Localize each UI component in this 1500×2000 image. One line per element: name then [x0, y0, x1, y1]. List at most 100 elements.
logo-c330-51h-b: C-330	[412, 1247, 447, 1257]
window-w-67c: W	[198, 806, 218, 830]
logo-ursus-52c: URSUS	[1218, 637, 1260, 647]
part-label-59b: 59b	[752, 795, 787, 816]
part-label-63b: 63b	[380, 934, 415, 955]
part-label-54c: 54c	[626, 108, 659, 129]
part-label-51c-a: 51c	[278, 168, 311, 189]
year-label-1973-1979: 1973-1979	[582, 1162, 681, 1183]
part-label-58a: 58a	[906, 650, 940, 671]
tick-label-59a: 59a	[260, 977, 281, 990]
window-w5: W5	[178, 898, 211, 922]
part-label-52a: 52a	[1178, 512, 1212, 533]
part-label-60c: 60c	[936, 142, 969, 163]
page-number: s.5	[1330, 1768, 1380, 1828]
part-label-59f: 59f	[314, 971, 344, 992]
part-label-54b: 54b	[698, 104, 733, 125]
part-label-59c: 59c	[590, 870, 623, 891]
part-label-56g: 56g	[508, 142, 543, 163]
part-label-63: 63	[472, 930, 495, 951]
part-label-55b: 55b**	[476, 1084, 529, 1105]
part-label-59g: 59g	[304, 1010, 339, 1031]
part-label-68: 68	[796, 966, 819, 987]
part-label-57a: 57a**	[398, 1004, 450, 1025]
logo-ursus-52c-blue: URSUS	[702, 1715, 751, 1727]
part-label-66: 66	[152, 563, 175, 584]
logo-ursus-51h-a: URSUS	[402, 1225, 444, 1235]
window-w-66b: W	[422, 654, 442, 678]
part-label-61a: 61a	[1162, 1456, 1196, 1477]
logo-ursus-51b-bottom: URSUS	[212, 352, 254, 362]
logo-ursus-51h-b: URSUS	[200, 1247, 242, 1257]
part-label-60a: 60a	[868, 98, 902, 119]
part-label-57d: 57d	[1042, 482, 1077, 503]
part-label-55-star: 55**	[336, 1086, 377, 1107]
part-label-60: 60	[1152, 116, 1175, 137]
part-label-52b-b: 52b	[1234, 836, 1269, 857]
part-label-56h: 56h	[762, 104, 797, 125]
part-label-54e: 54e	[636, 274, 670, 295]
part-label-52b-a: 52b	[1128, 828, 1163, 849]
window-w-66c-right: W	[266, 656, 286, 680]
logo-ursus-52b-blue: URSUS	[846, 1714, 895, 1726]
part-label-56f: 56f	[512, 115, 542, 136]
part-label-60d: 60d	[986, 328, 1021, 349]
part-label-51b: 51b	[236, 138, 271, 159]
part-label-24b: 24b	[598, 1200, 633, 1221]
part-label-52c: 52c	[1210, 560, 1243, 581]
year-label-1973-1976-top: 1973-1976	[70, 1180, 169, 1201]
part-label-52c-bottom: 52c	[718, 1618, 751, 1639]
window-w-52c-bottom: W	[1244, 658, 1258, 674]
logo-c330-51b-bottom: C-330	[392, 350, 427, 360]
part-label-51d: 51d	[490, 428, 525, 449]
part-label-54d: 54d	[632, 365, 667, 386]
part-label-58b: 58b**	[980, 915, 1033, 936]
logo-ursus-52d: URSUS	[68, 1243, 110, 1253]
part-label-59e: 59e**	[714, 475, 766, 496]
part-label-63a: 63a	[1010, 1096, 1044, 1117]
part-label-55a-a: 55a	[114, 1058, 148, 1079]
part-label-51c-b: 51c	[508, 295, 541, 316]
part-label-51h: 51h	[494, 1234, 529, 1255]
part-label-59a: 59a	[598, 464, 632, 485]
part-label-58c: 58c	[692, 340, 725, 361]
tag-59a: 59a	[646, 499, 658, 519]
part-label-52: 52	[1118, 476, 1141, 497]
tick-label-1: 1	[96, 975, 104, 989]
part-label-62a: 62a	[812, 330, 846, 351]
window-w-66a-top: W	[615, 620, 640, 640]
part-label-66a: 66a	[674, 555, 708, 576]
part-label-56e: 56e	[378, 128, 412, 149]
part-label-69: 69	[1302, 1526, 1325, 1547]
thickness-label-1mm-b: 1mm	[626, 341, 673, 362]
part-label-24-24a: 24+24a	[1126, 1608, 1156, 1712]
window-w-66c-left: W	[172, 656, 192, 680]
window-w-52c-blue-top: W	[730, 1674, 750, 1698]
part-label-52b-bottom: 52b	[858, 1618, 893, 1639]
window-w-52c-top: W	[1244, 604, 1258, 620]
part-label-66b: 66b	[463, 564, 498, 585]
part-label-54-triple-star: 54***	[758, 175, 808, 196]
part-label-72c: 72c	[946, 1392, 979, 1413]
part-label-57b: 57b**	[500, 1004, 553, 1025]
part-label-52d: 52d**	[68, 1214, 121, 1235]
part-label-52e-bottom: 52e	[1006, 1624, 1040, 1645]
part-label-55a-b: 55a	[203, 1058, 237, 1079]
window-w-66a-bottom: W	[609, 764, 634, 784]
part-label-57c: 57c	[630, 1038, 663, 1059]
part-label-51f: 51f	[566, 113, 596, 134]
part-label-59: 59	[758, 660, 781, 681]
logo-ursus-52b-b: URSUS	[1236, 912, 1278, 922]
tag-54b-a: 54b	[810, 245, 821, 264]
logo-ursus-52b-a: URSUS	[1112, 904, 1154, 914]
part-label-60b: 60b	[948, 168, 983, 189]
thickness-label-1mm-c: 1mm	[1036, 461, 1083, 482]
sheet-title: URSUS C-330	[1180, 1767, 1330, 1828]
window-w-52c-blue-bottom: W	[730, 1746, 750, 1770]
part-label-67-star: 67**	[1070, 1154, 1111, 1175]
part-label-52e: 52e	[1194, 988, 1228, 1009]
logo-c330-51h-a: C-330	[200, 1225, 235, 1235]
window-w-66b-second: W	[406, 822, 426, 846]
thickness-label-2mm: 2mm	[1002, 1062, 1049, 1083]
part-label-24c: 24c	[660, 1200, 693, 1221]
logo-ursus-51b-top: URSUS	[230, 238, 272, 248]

WHAT IS ASKED:
Output the lines above as a JSON array of strings, one string per line, omitting any blank lines.

FULL SOLUTION:
[
  "Localize each UI component in this 1500×2000 image. One line per element: name then [x0, y0, x1, y1]. List at most 100 elements.",
  "logo-c330-51h-b: C-330\t[412, 1247, 447, 1257]",
  "window-w-67c: W\t[198, 806, 218, 830]",
  "logo-ursus-52c: URSUS\t[1218, 637, 1260, 647]",
  "part-label-59b: 59b\t[752, 795, 787, 816]",
  "part-label-63b: 63b\t[380, 934, 415, 955]",
  "part-label-54c: 54c\t[626, 108, 659, 129]",
  "part-label-51c-a: 51c\t[278, 168, 311, 189]",
  "year-label-1973-1979: 1973-1979\t[582, 1162, 681, 1183]",
  "part-label-58a: 58a\t[906, 650, 940, 671]",
  "tick-label-59a: 59a\t[260, 977, 281, 990]",
  "window-w5: W5\t[178, 898, 211, 922]",
  "part-label-52a: 52a\t[1178, 512, 1212, 533]",
  "part-label-60c: 60c\t[936, 142, 969, 163]",
  "page-number: s.5\t[1330, 1768, 1380, 1828]",
  "part-label-59f: 59f\t[314, 971, 344, 992]",
  "part-label-54b: 54b\t[698, 104, 733, 125]",
  "part-label-59c: 59c\t[590, 870, 623, 891]",
  "part-label-56g: 56g\t[508, 142, 543, 163]",
  "part-label-63: 63\t[472, 930, 495, 951]",
  "part-label-55b: 55b**\t[476, 1084, 529, 1105]",
  "part-label-59g: 59g\t[304, 1010, 339, 1031]",
  "part-label-68: 68\t[796, 966, 819, 987]",
  "part-label-57a: 57a**\t[398, 1004, 450, 1025]",
  "logo-ursus-52c-blue: URSUS\t[702, 1715, 751, 1727]",
  "part-label-66: 66\t[152, 563, 175, 584]",
  "logo-ursus-51h-a: URSUS\t[402, 1225, 444, 1235]",
  "window-w-66b: W\t[422, 654, 442, 678]",
  "part-label-61a: 61a\t[1162, 1456, 1196, 1477]",
  "logo-ursus-51b-bottom: URSUS\t[212, 352, 254, 362]",
  "logo-ursus-51h-b: URSUS\t[200, 1247, 242, 1257]",
  "part-label-60a: 60a\t[868, 98, 902, 119]",
  "part-label-57d: 57d\t[1042, 482, 1077, 503]",
  "part-label-55-star: 55**\t[336, 1086, 377, 1107]",
  "part-label-60: 60\t[1152, 116, 1175, 137]",
  "part-label-52b-b: 52b\t[1234, 836, 1269, 857]",
  "part-label-56h: 56h\t[762, 104, 797, 125]",
  "part-label-54e: 54e\t[636, 274, 670, 295]",
  "part-label-52b-a: 52b\t[1128, 828, 1163, 849]",
  "window-w-66c-right: W\t[266, 656, 286, 680]",
  "logo-ursus-52b-blue: URSUS\t[846, 1714, 895, 1726]",
  "part-label-56f: 56f\t[512, 115, 542, 136]",
  "part-label-60d: 60d\t[986, 328, 1021, 349]",
  "part-label-51b: 51b\t[236, 138, 271, 159]",
  "part-label-24b: 24b\t[598, 1200, 633, 1221]",
  "part-label-52c: 52c\t[1210, 560, 1243, 581]",
  "year-label-1973-1976-top: 1973-1976\t[70, 1180, 169, 1201]",
  "part-label-52c-bottom: 52c\t[718, 1618, 751, 1639]",
  "window-w-52c-bottom: W\t[1244, 658, 1258, 674]",
  "logo-c330-51b-bottom: C-330\t[392, 350, 427, 360]",
  "part-label-51d: 51d\t[490, 428, 525, 449]",
  "part-label-54d: 54d\t[632, 365, 667, 386]",
  "part-label-58b: 58b**\t[980, 915, 1033, 936]",
  "logo-ursus-52d: URSUS\t[68, 1243, 110, 1253]",
  "part-label-59e: 59e**\t[714, 475, 766, 496]",
  "part-label-63a: 63a\t[1010, 1096, 1044, 1117]",
  "part-label-55a-a: 55a\t[114, 1058, 148, 1079]",
  "part-label-51c-b: 51c\t[508, 295, 541, 316]",
  "part-label-51h: 51h\t[494, 1234, 529, 1255]",
  "part-label-59a: 59a\t[598, 464, 632, 485]",
  "part-label-58c: 58c\t[692, 340, 725, 361]",
  "tag-59a: 59a\t[646, 499, 658, 519]",
  "part-label-52: 52\t[1118, 476, 1141, 497]",
  "tick-label-1: 1\t[96, 975, 104, 989]",
  "part-label-62a: 62a\t[812, 330, 846, 351]",
  "window-w-66a-top: W\t[615, 620, 640, 640]",
  "part-label-66a: 66a\t[674, 555, 708, 576]",
  "part-label-56e: 56e\t[378, 128, 412, 149]",
  "part-label-69: 69\t[1302, 1526, 1325, 1547]",
  "thickness-label-1mm-b: 1mm\t[626, 341, 673, 362]",
  "part-label-24-24a: 24+24a\t[1126, 1608, 1156, 1712]",
  "window-w-66c-left: W\t[172, 656, 192, 680]",
  "window-w-52c-blue-top: W\t[730, 1674, 750, 1698]",
  "part-label-52b-bottom: 52b\t[858, 1618, 893, 1639]",
  "window-w-52c-top: W\t[1244, 604, 1258, 620]",
  "part-label-66b: 66b\t[463, 564, 498, 585]",
  "part-label-54-triple-star: 54***\t[758, 175, 808, 196]",
  "part-label-72c: 72c\t[946, 1392, 979, 1413]",
  "part-label-57b: 57b**\t[500, 1004, 553, 1025]",
  "part-label-52d: 52d**\t[68, 1214, 121, 1235]",
  "part-label-52e-bottom: 52e\t[1006, 1624, 1040, 1645]",
  "part-label-55a-b: 55a\t[203, 1058, 237, 1079]",
  "window-w-66a-bottom: W\t[609, 764, 634, 784]",
  "part-label-57c: 57c\t[630, 1038, 663, 1059]",
  "part-label-51f: 51f\t[566, 113, 596, 134]",
  "part-label-59: 59\t[758, 660, 781, 681]",
  "logo-ursus-52b-b: URSUS\t[1236, 912, 1278, 922]",
  "tag-54b-a: 54b\t[810, 245, 821, 264]",
  "logo-ursus-52b-a: URSUS\t[1112, 904, 1154, 914]",
  "part-label-60b: 60b\t[948, 168, 983, 189]",
  "thickness-label-1mm-c: 1mm\t[1036, 461, 1083, 482]",
  "sheet-title: URSUS C-330\t[1180, 1767, 1330, 1828]",
  "window-w-52c-blue-bottom: W\t[730, 1746, 750, 1770]",
  "part-label-67-star: 67**\t[1070, 1154, 1111, 1175]",
  "part-label-52e: 52e\t[1194, 988, 1228, 1009]",
  "logo-c330-51h-a: C-330\t[200, 1225, 235, 1235]",
  "window-w-66b-second: W\t[406, 822, 426, 846]",
  "thickness-label-2mm: 2mm\t[1002, 1062, 1049, 1083]",
  "part-label-24c: 24c\t[660, 1200, 693, 1221]",
  "logo-ursus-51b-top: URSUS\t[230, 238, 272, 248]"
]